• What the task requires:
Find and return each line containing "name".

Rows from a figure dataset
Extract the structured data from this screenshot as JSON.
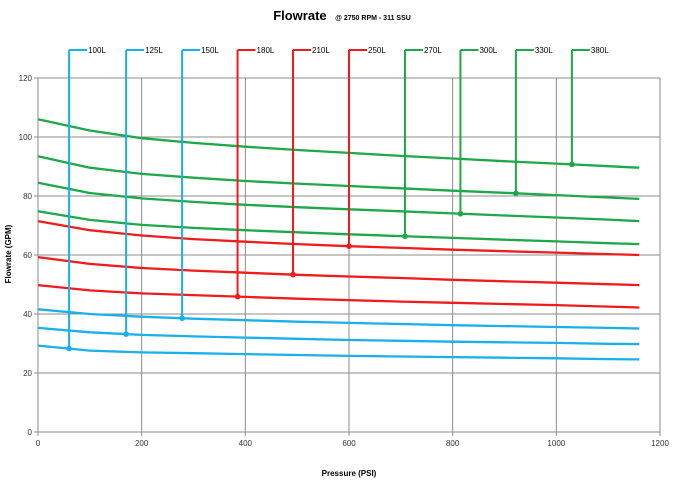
{
  "chart_data": {
    "type": "line",
    "title": "Flowrate",
    "subtitle": "@ 2750 RPM - 311 SSU",
    "xlabel": "Pressure (PSI)",
    "ylabel": "Flowrate (GPM)",
    "xlim": [
      0,
      1200
    ],
    "ylim": [
      0,
      120
    ],
    "x_ticks": [
      "0",
      "200",
      "400",
      "600",
      "800",
      "1000",
      "1200"
    ],
    "y_ticks": [
      "0",
      "20",
      "40",
      "60",
      "80",
      "100",
      "120"
    ],
    "x_tick_values": [
      0,
      200,
      400,
      600,
      800,
      1000,
      1200
    ],
    "y_tick_values": [
      0,
      20,
      40,
      60,
      80,
      100,
      120
    ],
    "grid": true,
    "legend_placement": "top, above plot area, with leader lines to markers",
    "colors": {
      "blue": "#1ab0e8",
      "red": "#ee1c1c",
      "green": "#1ea84a"
    },
    "x": [
      0,
      100,
      200,
      300,
      400,
      500,
      600,
      700,
      800,
      900,
      1000,
      1100,
      1160
    ],
    "series": [
      {
        "name": "100L",
        "color": "blue",
        "marker_x": 60,
        "values": [
          29.3,
          27.6,
          27.0,
          26.7,
          26.4,
          26.1,
          25.8,
          25.6,
          25.4,
          25.2,
          25.0,
          24.7,
          24.6
        ]
      },
      {
        "name": "125L",
        "color": "blue",
        "marker_x": 170,
        "values": [
          35.3,
          33.8,
          32.9,
          32.4,
          32.0,
          31.6,
          31.2,
          30.9,
          30.6,
          30.4,
          30.2,
          29.9,
          29.8
        ]
      },
      {
        "name": "150L",
        "color": "blue",
        "marker_x": 278,
        "values": [
          41.6,
          40.0,
          39.1,
          38.4,
          37.9,
          37.4,
          37.0,
          36.6,
          36.2,
          35.9,
          35.6,
          35.3,
          35.1
        ]
      },
      {
        "name": "180L",
        "color": "red",
        "marker_x": 385,
        "values": [
          49.8,
          48.0,
          47.0,
          46.4,
          45.8,
          45.2,
          44.7,
          44.2,
          43.8,
          43.4,
          43.0,
          42.5,
          42.2
        ]
      },
      {
        "name": "210L",
        "color": "red",
        "marker_x": 492,
        "values": [
          59.3,
          57.0,
          55.6,
          54.7,
          54.0,
          53.3,
          52.7,
          52.2,
          51.6,
          51.1,
          50.6,
          50.1,
          49.8
        ]
      },
      {
        "name": "250L",
        "color": "red",
        "marker_x": 600,
        "values": [
          71.5,
          68.4,
          66.6,
          65.4,
          64.5,
          63.7,
          63.0,
          62.4,
          61.8,
          61.3,
          60.8,
          60.3,
          60.0
        ]
      },
      {
        "name": "270L",
        "color": "green",
        "marker_x": 708,
        "values": [
          74.8,
          71.9,
          70.2,
          69.2,
          68.4,
          67.7,
          67.0,
          66.4,
          65.8,
          65.2,
          64.6,
          64.0,
          63.7
        ]
      },
      {
        "name": "300L",
        "color": "green",
        "marker_x": 815,
        "values": [
          84.5,
          81.0,
          79.2,
          78.0,
          77.0,
          76.2,
          75.5,
          74.8,
          74.1,
          73.4,
          72.7,
          72.0,
          71.5
        ]
      },
      {
        "name": "330L",
        "color": "green",
        "marker_x": 922,
        "values": [
          93.5,
          89.6,
          87.5,
          86.2,
          85.1,
          84.2,
          83.4,
          82.6,
          81.8,
          81.1,
          80.3,
          79.5,
          79.0
        ]
      },
      {
        "name": "380L",
        "color": "green",
        "marker_x": 1030,
        "values": [
          106.0,
          102.2,
          99.6,
          98.0,
          96.7,
          95.6,
          94.6,
          93.6,
          92.7,
          91.8,
          91.0,
          90.1,
          89.6
        ]
      }
    ]
  }
}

• Output:
        "name": "100L",
        "name": "125L",
        "name": "150L",
        "name": "180L",
        "name": "210L",
        "name": "250L",
        "name": "270L",
        "name": "300L",
        "name": "330L",
        "name": "380L",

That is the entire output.